## [Short exercise]
Reproduce every line of the records with "y-tick-label" substituted by "vertical-axis-label" throughout, leaving everything else unchanged. Omit the pictures from your answer.

## [Data shown]
——————————

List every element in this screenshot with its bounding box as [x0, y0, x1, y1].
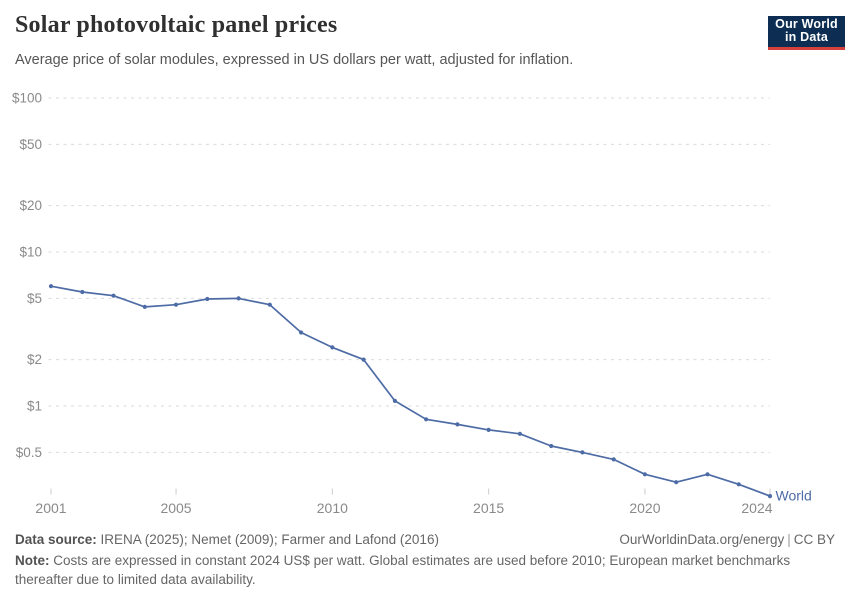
data-point [361, 357, 366, 362]
attribution: OurWorldinData.org/energy | CC BY [619, 532, 835, 547]
source-row: Data source: IRENA (2025); Nemet (2009);… [0, 528, 850, 548]
data-point [767, 494, 773, 499]
data-point [111, 293, 116, 298]
y-tick-label: $5 [27, 291, 42, 306]
y-gridlines [48, 97, 770, 453]
data-point [236, 296, 241, 301]
x-tick-label: 2005 [160, 500, 191, 516]
data-point [205, 296, 210, 302]
data-point [424, 417, 429, 422]
series-end-label[interactable]: World [776, 488, 812, 504]
y-axis-labels: $0.5 $1 $2 $5 $10 $20 $50 $100 [12, 91, 42, 460]
data-point [48, 284, 54, 289]
data-point [674, 480, 679, 485]
chart-subtitle: Average price of solar modules, expresse… [15, 52, 574, 68]
data-line-world[interactable] [50, 285, 771, 497]
data-point [486, 427, 491, 432]
data-point [455, 422, 460, 427]
x-tick-label: 2020 [629, 500, 660, 516]
data-point [549, 443, 554, 449]
data-point [392, 398, 397, 403]
y-tick-label: $1 [27, 399, 42, 414]
x-tick-label: 2010 [317, 500, 348, 516]
data-point [611, 457, 616, 462]
data-point [330, 345, 335, 350]
data-source-text: IRENA (2025); Nemet (2009); Farmer and L… [96, 532, 439, 547]
data-point [517, 431, 523, 436]
data-point [173, 302, 179, 307]
data-point [299, 330, 304, 335]
data-point [736, 482, 741, 487]
x-tick-label: 2001 [35, 500, 66, 516]
data-points [48, 284, 773, 499]
license-link[interactable]: CC BY [793, 532, 835, 547]
y-tick-label: $20 [19, 198, 42, 213]
y-tick-label: $50 [19, 137, 42, 152]
data-point [705, 472, 710, 477]
y-tick-label: $0.5 [16, 445, 42, 460]
y-tick-label: $2 [27, 352, 42, 367]
owid-logo[interactable]: Our World in Data [768, 16, 845, 50]
chart-note: Note: Costs are expressed in constant 20… [15, 552, 807, 589]
chart-footer: Data source: IRENA (2025); Nemet (2009);… [0, 528, 850, 587]
y-tick-label: $10 [19, 245, 42, 260]
note-text: Costs are expressed in constant 2024 US$… [15, 553, 791, 587]
data-point [580, 450, 585, 455]
data-point [642, 472, 648, 477]
owid-logo-box: Our World in Data [768, 16, 845, 47]
y-tick-label: $100 [12, 91, 42, 106]
attribution-separator: | [787, 532, 791, 547]
x-tick-label: 2015 [473, 500, 504, 516]
data-point [80, 289, 85, 295]
x-tick-label: 2024 [741, 500, 772, 516]
data-point [142, 304, 147, 309]
data-point [267, 302, 272, 307]
owid-logo-red-bar [768, 46, 845, 50]
data-source-label: Data source: [15, 532, 97, 547]
page-title: Solar photovoltaic panel prices [15, 12, 338, 38]
owid-energy-link[interactable]: OurWorldinData.org/energy [619, 532, 785, 547]
owid-logo-text-line2: in Data [784, 30, 829, 45]
note-label: Note: [15, 553, 50, 568]
owid-logo-text-line1: Our World [775, 16, 838, 31]
x-axis: 2001 2005 2010 2015 2020 2024 [35, 488, 773, 516]
data-source: Data source: IRENA (2025); Nemet (2009);… [15, 532, 439, 547]
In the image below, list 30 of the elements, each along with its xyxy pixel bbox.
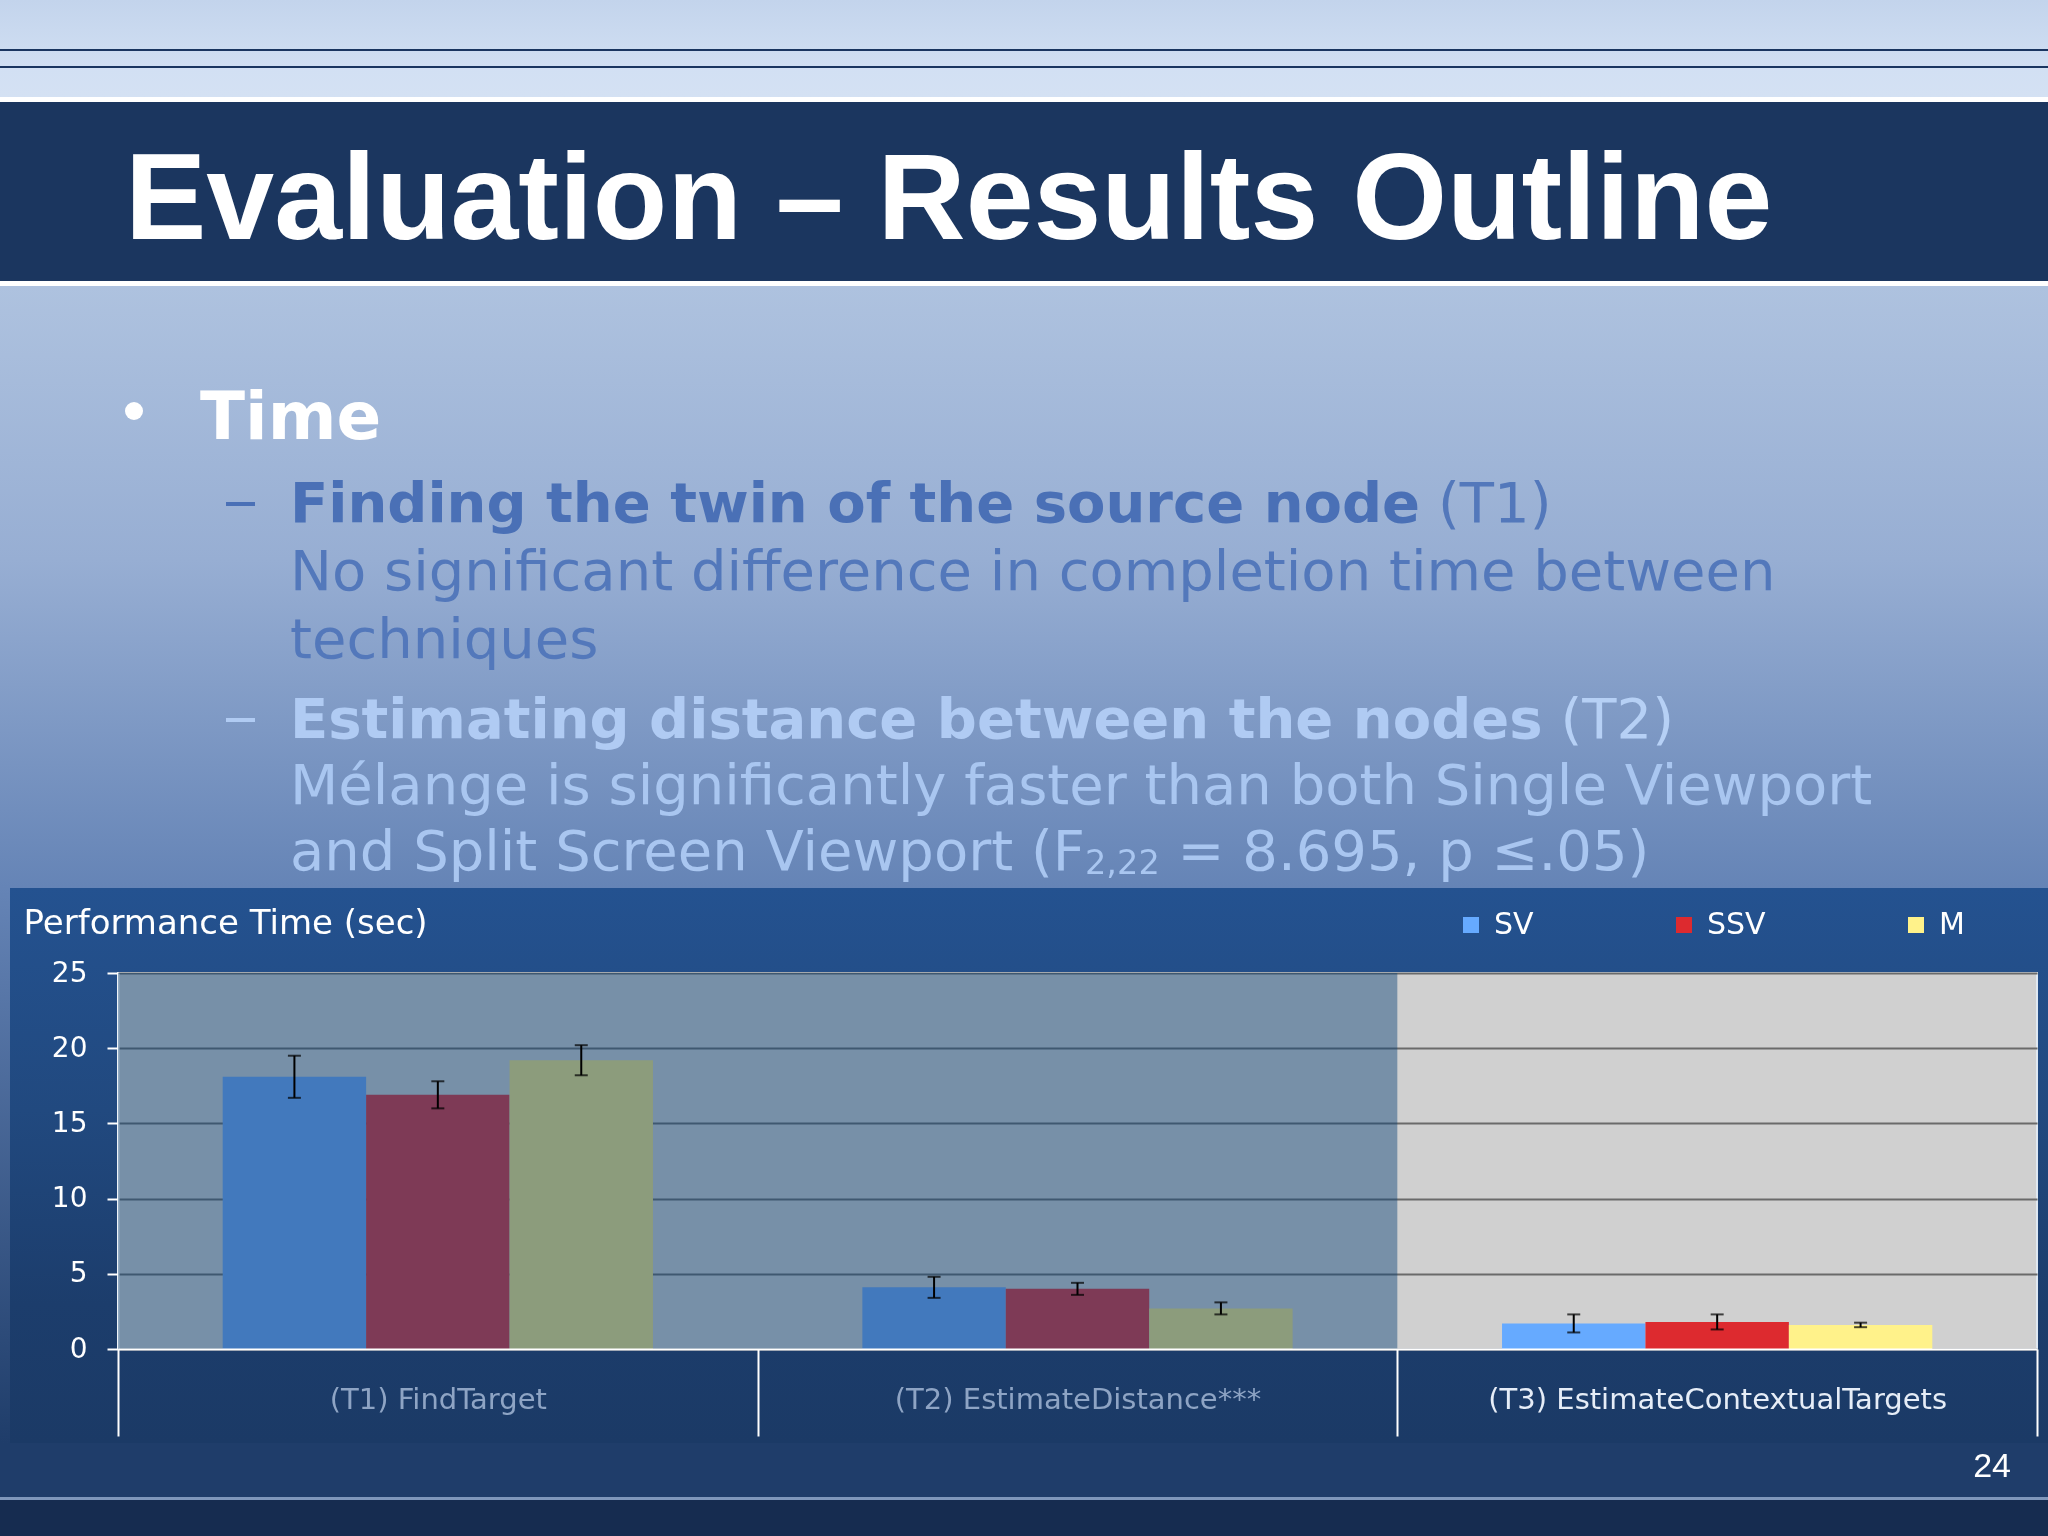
text: No significant difference in completion time between techniques: [290, 537, 1777, 673]
legend-label: SSV: [1707, 906, 1767, 941]
y-tick-label: 20: [51, 1030, 88, 1064]
bar: [509, 1060, 653, 1349]
text: 24: [1973, 1446, 2011, 1484]
y-tick-label: 0: [69, 1331, 88, 1365]
y-tick-label: 10: [51, 1181, 88, 1215]
text: (T2): [1560, 686, 1674, 751]
y-tick-label: 25: [51, 955, 88, 989]
text: Finding the twin of the source node: [290, 470, 1421, 535]
x-tick-label: (T3) EstimateContextualTargets: [1488, 1381, 1948, 1416]
bar: [862, 1287, 1006, 1349]
text: Mélange is significantly faster than both Single Viewport and Split Screen Viewport (F$_{2,22}$ = 8.695, p ≤.05): [290, 752, 1874, 884]
bar: [222, 1076, 367, 1349]
chart-title: Evaluation – Results Outline: [125, 129, 1773, 265]
y-axis-title: Performance Time (sec): [23, 901, 428, 942]
bar: [1788, 1324, 1933, 1349]
bar: [366, 1094, 510, 1349]
bar: [1149, 1308, 1293, 1349]
x-tick-label: (T2) EstimateDistance***: [894, 1381, 1262, 1416]
x-tick-label: (T1) FindTarget: [329, 1381, 547, 1416]
legend-label: SV: [1494, 906, 1535, 941]
text: (T1): [1437, 470, 1552, 535]
text: Time: [200, 378, 382, 455]
legend-label: M: [1939, 906, 1965, 941]
y-tick-label: 5: [69, 1256, 88, 1290]
bar: [1005, 1288, 1150, 1349]
bar: [1502, 1323, 1646, 1349]
y-tick-label: 15: [51, 1105, 88, 1139]
bar: [1645, 1321, 1789, 1349]
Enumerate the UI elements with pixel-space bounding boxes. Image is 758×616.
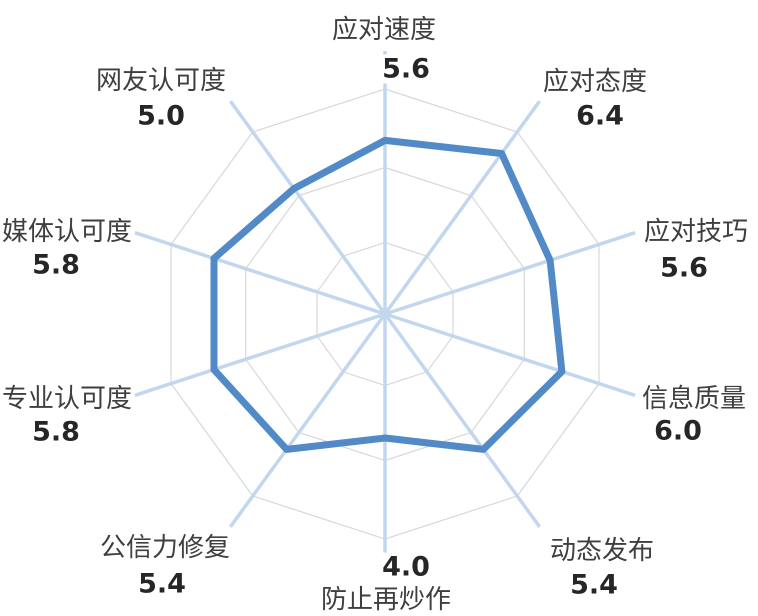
category-label-9: 网友认可度 <box>95 66 227 95</box>
category-label-2: 应对技巧 <box>643 217 749 246</box>
value-label-7: 5.8 <box>30 416 82 448</box>
data-series-polygon <box>210 136 566 453</box>
category-label-4: 动态发布 <box>549 536 655 565</box>
radar-axis-line <box>383 100 542 316</box>
value-label-8: 5.8 <box>30 249 82 281</box>
value-label-6: 5.4 <box>136 568 188 600</box>
value-label-0: 5.6 <box>380 53 432 85</box>
category-label-8: 媒体认可度 <box>1 217 133 246</box>
radar-axis-line <box>384 312 636 397</box>
category-label-3: 信息质量 <box>641 384 747 413</box>
radar-axis-line <box>228 100 387 316</box>
radar-axis-line <box>384 231 636 316</box>
value-label-5: 4.0 <box>380 551 432 583</box>
category-label-1: 应对态度 <box>542 67 648 96</box>
category-label-0: 应对速度 <box>331 15 437 44</box>
radar-axis-line <box>228 312 387 528</box>
value-label-3: 6.0 <box>652 415 704 447</box>
value-label-4: 5.4 <box>568 569 620 601</box>
category-label-7: 专业认可度 <box>1 384 133 413</box>
radar-axes <box>134 51 636 577</box>
category-label-5: 防止再炒作 <box>320 585 452 614</box>
radar-axis-line <box>134 312 386 397</box>
category-label-6: 公信力修复 <box>99 533 231 562</box>
radar-axis-line <box>134 231 386 316</box>
value-label-1: 6.4 <box>574 100 626 132</box>
radar-axis-line <box>383 312 542 528</box>
value-label-2: 5.6 <box>658 252 710 284</box>
value-label-9: 5.0 <box>135 100 187 132</box>
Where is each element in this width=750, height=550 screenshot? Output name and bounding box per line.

——————————

## [Task answer]
List every element in this screenshot with its bounding box as [x0, y0, x1, y1].
data-point [361, 357, 366, 362]
attribution: OurWorldinData.org/energy | CC BY [619, 532, 835, 547]
source-row: Data source: IRENA (2025); Nemet (2009);… [0, 528, 850, 548]
data-point [767, 494, 773, 499]
data-point [111, 293, 116, 298]
vertical-axis-label: $5 [27, 291, 42, 306]
y-gridlines [48, 97, 770, 453]
data-point [236, 296, 241, 301]
x-tick-label: 2005 [160, 500, 191, 516]
data-point [205, 296, 210, 302]
data-point [424, 417, 429, 422]
series-end-label[interactable]: World [776, 488, 812, 504]
y-axis-labels: $0.5 $1 $2 $5 $10 $20 $50 $100 [12, 91, 42, 460]
data-point [48, 284, 54, 289]
data-point [674, 480, 679, 485]
chart-subtitle: Average price of solar modules, expresse… [15, 52, 574, 68]
data-line-world[interactable] [50, 285, 771, 497]
data-point [486, 427, 491, 432]
data-point [455, 422, 460, 427]
x-tick-label: 2020 [629, 500, 660, 516]
data-point [549, 443, 554, 449]
data-point [392, 398, 397, 403]
vertical-axis-label: $1 [27, 399, 42, 414]
x-tick-label: 2010 [317, 500, 348, 516]
data-point [611, 457, 616, 462]
data-point [330, 345, 335, 350]
data-source-text: IRENA (2025); Nemet (2009); Farmer and L… [96, 532, 439, 547]
data-point [517, 431, 523, 436]
data-point [173, 302, 179, 307]
data-point [299, 330, 304, 335]
data-point [736, 482, 741, 487]
x-tick-label: 2001 [35, 500, 66, 516]
data-points [48, 284, 773, 499]
license-link[interactable]: CC BY [793, 532, 835, 547]
vertical-axis-label: $20 [19, 198, 42, 213]
vertical-axis-label: $50 [19, 137, 42, 152]
data-point [705, 472, 710, 477]
vertical-axis-label: $0.5 [16, 445, 42, 460]
vertical-axis-label: $2 [27, 352, 42, 367]
owid-logo[interactable]: Our World in Data [768, 16, 845, 50]
chart-note: Note: Costs are expressed in constant 20… [15, 552, 807, 589]
chart-footer: Data source: IRENA (2025); Nemet (2009);… [0, 528, 850, 587]
vertical-axis-label: $10 [19, 245, 42, 260]
note-text: Costs are expressed in constant 2024 US$… [15, 553, 791, 587]
data-point [580, 450, 585, 455]
data-point [642, 472, 648, 477]
owid-logo-box: Our World in Data [768, 16, 845, 47]
vertical-axis-label: $100 [12, 91, 42, 106]
attribution-separator: | [787, 532, 791, 547]
x-tick-label: 2015 [473, 500, 504, 516]
data-point [80, 289, 85, 295]
x-tick-label: 2024 [741, 500, 772, 516]
data-point [142, 304, 147, 309]
data-point [267, 302, 272, 307]
owid-logo-red-bar [768, 46, 845, 50]
data-source-label: Data source: [15, 532, 97, 547]
page-title: Solar photovoltaic panel prices [15, 12, 338, 38]
owid-energy-link[interactable]: OurWorldinData.org/energy [619, 532, 785, 547]
owid-logo-text-line2: in Data [784, 30, 829, 45]
note-label: Note: [15, 553, 50, 568]
owid-logo-text-line1: Our World [775, 16, 838, 31]
x-axis: 2001 2005 2010 2015 2020 2024 [35, 488, 773, 516]
data-source: Data source: IRENA (2025); Nemet (2009);… [15, 532, 439, 547]
In the image below, list 30 of the elements, each along with its xyxy pixel bbox.
text: No significant difference in completion time between techniques: [290, 537, 1777, 673]
legend-label: SSV: [1707, 906, 1767, 941]
vertical-axis-label: 20: [51, 1030, 88, 1064]
bar: [509, 1060, 653, 1349]
text: 24: [1973, 1446, 2011, 1484]
vertical-axis-label: 0: [69, 1331, 88, 1365]
vertical-axis-label: 10: [51, 1181, 88, 1215]
text: (T2): [1560, 686, 1674, 751]
vertical-axis-label: 25: [51, 955, 88, 989]
text: Finding the twin of the source node: [290, 470, 1421, 535]
x-tick-label: (T3) EstimateContextualTargets: [1488, 1381, 1948, 1416]
bar: [862, 1287, 1006, 1349]
text: Mélange is significantly faster than both Single Viewport and Split Screen Viewport (F$_{2,22}$ = 8.695, p ≤.05): [290, 752, 1874, 884]
bar: [222, 1076, 367, 1349]
chart-title: Evaluation – Results Outline: [125, 129, 1773, 265]
y-axis-title: Performance Time (sec): [23, 901, 428, 942]
bar: [1788, 1324, 1933, 1349]
bar: [366, 1094, 510, 1349]
bar: [1149, 1308, 1293, 1349]
x-tick-label: (T2) EstimateDistance***: [894, 1381, 1262, 1416]
x-tick-label: (T1) FindTarget: [329, 1381, 547, 1416]
legend-label: SV: [1494, 906, 1535, 941]
text: (T1): [1437, 470, 1552, 535]
text: Time: [200, 378, 382, 455]
legend-label: M: [1939, 906, 1965, 941]
vertical-axis-label: 5: [69, 1256, 88, 1290]
bar: [1005, 1288, 1150, 1349]
bar: [1502, 1323, 1646, 1349]
vertical-axis-label: 15: [51, 1105, 88, 1139]
bar: [1645, 1321, 1789, 1349]
Enumerate the UI elements with pixel-space bounding boxes. Image is 758×616.
category-label-9: 网友认可度 <box>95 66 227 95</box>
category-label-2: 应对技巧 <box>643 217 749 246</box>
value-label-7: 5.8 <box>30 416 82 448</box>
data-series-polygon <box>210 136 566 453</box>
category-label-4: 动态发布 <box>549 536 655 565</box>
radar-axis-line <box>383 100 542 316</box>
value-label-8: 5.8 <box>30 249 82 281</box>
value-label-6: 5.4 <box>136 568 188 600</box>
value-label-0: 5.6 <box>380 53 432 85</box>
category-label-8: 媒体认可度 <box>1 217 133 246</box>
radar-axis-line <box>384 312 636 397</box>
category-label-3: 信息质量 <box>641 384 747 413</box>
radar-axis-line <box>228 100 387 316</box>
radar-axis-line <box>384 231 636 316</box>
value-label-5: 4.0 <box>380 551 432 583</box>
category-label-1: 应对态度 <box>542 67 648 96</box>
category-label-0: 应对速度 <box>331 15 437 44</box>
radar-axis-line <box>228 312 387 528</box>
value-label-3: 6.0 <box>652 415 704 447</box>
value-label-4: 5.4 <box>568 569 620 601</box>
category-label-7: 专业认可度 <box>1 384 133 413</box>
radar-axes <box>134 51 636 577</box>
category-label-5: 防止再炒作 <box>320 585 452 614</box>
radar-axis-line <box>134 312 386 397</box>
category-label-6: 公信力修复 <box>99 533 231 562</box>
radar-axis-line <box>134 231 386 316</box>
value-label-1: 6.4 <box>574 100 626 132</box>
radar-axis-line <box>383 312 542 528</box>
value-label-2: 5.6 <box>658 252 710 284</box>
value-label-9: 5.0 <box>135 100 187 132</box>
Where is each element in this width=750, height=550 screenshot? Output name and bounding box per line.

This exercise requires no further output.